*TASK DETAILS*: Search the data for the word "Action". Reproduce every line where it is found.

>>>>

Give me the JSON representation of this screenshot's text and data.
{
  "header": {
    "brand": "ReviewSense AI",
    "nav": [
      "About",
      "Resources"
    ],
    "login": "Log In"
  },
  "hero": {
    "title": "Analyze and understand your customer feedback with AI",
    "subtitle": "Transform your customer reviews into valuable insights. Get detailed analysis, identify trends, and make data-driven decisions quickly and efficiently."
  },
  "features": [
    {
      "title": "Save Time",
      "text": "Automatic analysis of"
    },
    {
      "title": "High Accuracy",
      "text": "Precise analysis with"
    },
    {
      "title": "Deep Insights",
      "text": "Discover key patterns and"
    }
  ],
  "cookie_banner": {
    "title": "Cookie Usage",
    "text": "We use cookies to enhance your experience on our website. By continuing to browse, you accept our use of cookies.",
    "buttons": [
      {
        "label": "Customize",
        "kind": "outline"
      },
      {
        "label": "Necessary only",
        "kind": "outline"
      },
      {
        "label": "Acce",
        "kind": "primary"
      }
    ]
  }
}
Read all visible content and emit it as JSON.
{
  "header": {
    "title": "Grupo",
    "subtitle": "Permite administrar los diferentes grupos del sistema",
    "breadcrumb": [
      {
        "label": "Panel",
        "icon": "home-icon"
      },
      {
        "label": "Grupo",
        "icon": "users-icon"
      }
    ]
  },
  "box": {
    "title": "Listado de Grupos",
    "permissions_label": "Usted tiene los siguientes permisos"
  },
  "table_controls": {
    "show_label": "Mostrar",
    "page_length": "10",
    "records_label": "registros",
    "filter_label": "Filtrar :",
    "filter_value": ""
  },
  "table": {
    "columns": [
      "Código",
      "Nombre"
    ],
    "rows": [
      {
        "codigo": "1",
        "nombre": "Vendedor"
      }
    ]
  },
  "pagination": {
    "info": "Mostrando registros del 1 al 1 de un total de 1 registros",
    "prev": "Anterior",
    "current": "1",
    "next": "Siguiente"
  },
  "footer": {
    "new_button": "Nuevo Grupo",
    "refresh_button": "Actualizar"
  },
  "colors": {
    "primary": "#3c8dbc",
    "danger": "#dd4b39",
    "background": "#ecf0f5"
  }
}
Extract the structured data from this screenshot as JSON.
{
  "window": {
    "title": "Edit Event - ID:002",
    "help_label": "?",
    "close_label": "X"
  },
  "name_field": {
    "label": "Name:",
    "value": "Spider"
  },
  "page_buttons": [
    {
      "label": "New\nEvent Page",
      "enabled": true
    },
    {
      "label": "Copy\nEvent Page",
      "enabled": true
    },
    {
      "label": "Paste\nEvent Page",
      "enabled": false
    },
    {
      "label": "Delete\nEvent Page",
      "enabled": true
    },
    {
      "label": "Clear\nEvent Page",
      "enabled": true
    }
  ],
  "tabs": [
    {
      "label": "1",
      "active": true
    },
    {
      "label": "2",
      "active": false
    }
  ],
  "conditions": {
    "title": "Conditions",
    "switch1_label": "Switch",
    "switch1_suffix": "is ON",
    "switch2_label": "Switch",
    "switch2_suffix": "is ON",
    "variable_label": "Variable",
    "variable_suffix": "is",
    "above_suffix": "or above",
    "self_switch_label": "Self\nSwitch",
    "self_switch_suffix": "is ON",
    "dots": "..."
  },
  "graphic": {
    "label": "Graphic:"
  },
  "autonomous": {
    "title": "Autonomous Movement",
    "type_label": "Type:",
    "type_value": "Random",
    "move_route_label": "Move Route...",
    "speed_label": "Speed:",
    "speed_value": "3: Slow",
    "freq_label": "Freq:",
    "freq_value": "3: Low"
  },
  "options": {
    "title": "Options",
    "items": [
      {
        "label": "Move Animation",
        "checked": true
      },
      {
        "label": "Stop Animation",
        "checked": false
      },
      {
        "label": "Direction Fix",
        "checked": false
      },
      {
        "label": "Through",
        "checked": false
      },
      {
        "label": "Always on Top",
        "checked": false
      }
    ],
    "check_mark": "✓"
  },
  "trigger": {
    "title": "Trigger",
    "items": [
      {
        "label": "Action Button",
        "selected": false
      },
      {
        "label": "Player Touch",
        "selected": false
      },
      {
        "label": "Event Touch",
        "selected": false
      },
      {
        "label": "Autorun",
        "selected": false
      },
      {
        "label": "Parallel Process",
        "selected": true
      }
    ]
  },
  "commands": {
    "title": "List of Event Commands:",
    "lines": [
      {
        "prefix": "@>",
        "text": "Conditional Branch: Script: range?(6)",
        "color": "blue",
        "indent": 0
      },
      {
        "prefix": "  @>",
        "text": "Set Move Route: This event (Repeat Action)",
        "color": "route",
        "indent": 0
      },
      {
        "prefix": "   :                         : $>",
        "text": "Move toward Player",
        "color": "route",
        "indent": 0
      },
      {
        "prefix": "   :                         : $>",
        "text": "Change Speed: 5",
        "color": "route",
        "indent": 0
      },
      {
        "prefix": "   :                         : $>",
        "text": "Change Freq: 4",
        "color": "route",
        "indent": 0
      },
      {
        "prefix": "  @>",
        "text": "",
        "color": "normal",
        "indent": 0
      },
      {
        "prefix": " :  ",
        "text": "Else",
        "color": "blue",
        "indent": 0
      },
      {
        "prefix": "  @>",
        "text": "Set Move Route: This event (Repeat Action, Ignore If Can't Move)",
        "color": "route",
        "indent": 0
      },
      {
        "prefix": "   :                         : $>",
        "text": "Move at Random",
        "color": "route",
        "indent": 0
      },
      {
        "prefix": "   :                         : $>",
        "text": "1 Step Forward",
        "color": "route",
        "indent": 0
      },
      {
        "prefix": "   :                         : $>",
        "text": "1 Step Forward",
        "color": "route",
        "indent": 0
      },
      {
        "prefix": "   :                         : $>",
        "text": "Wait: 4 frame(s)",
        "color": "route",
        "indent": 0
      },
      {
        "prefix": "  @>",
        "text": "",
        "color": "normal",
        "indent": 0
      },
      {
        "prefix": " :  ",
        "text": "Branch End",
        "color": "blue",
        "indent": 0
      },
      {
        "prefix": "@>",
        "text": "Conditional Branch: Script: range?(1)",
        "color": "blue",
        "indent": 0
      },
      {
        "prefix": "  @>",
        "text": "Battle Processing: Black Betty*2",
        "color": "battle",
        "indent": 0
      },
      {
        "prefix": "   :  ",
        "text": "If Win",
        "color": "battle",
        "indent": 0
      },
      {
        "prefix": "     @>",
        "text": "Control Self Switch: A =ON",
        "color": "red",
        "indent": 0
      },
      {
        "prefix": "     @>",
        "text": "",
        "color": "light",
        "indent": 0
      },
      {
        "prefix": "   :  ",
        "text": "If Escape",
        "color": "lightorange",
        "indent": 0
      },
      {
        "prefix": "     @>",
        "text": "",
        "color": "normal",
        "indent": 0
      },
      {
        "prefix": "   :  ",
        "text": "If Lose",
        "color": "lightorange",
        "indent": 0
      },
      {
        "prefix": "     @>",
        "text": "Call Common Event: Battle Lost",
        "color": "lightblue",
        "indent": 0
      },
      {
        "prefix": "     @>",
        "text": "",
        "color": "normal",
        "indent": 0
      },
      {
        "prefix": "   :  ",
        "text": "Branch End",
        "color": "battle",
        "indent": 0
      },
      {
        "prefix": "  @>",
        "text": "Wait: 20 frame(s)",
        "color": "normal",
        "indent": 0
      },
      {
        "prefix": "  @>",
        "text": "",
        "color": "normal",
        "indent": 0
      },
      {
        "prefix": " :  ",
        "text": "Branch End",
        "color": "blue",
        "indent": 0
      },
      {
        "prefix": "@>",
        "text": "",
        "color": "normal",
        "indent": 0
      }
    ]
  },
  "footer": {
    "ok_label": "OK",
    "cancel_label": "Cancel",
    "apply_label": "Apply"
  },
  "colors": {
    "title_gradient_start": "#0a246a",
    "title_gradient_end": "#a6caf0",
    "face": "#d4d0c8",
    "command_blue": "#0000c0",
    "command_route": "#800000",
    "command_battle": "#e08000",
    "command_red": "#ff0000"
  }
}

<<<<

*SOLUTION*:
        "label": "Action Button",
        "text": "Set Move Route: This event (Repeat Action)",
        "text": "Set Move Route: This event (Repeat Action, Ignore If Can't Move)",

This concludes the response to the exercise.